# Data to use start

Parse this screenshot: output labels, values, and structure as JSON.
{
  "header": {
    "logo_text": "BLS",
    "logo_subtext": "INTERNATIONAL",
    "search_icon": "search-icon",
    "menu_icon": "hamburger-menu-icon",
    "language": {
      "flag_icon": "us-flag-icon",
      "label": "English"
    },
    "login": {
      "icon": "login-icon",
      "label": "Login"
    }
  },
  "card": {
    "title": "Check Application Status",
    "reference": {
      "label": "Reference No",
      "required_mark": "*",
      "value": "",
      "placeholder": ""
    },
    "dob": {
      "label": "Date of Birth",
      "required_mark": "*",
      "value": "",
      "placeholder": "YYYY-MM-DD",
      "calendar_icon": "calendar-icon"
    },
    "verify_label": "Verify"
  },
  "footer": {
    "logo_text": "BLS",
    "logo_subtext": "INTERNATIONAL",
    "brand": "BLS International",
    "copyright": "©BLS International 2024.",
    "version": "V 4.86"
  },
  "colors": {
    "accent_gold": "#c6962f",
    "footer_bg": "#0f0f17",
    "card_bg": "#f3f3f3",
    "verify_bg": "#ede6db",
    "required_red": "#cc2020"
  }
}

# Data to use end

What you will do:
Using the data above, reproduce every line exactly.

Task solution:
Parse this screenshot: output labels, values, and structure as JSON.
{
  "header": {
    "logo_text": "BLS",
    "logo_subtext": "INTERNATIONAL",
    "search_icon": "search-icon",
    "menu_icon": "hamburger-menu-icon",
    "language": {
      "flag_icon": "us-flag-icon",
      "label": "English"
    },
    "login": {
      "icon": "login-icon",
      "label": "Login"
    }
  },
  "card": {
    "title": "Check Application Status",
    "reference": {
      "label": "Reference No",
      "required_mark": "*",
      "value": "",
      "placeholder": ""
    },
    "dob": {
      "label": "Date of Birth",
      "required_mark": "*",
      "value": "",
      "placeholder": "YYYY-MM-DD",
      "calendar_icon": "calendar-icon"
    },
    "verify_label": "Verify"
  },
  "footer": {
    "logo_text": "BLS",
    "logo_subtext": "INTERNATIONAL",
    "brand": "BLS International",
    "copyright": "©BLS International 2024.",
    "version": "V 4.86"
  },
  "colors": {
    "accent_gold": "#c6962f",
    "footer_bg": "#0f0f17",
    "card_bg": "#f3f3f3",
    "verify_bg": "#ede6db",
    "required_red": "#cc2020"
  }
}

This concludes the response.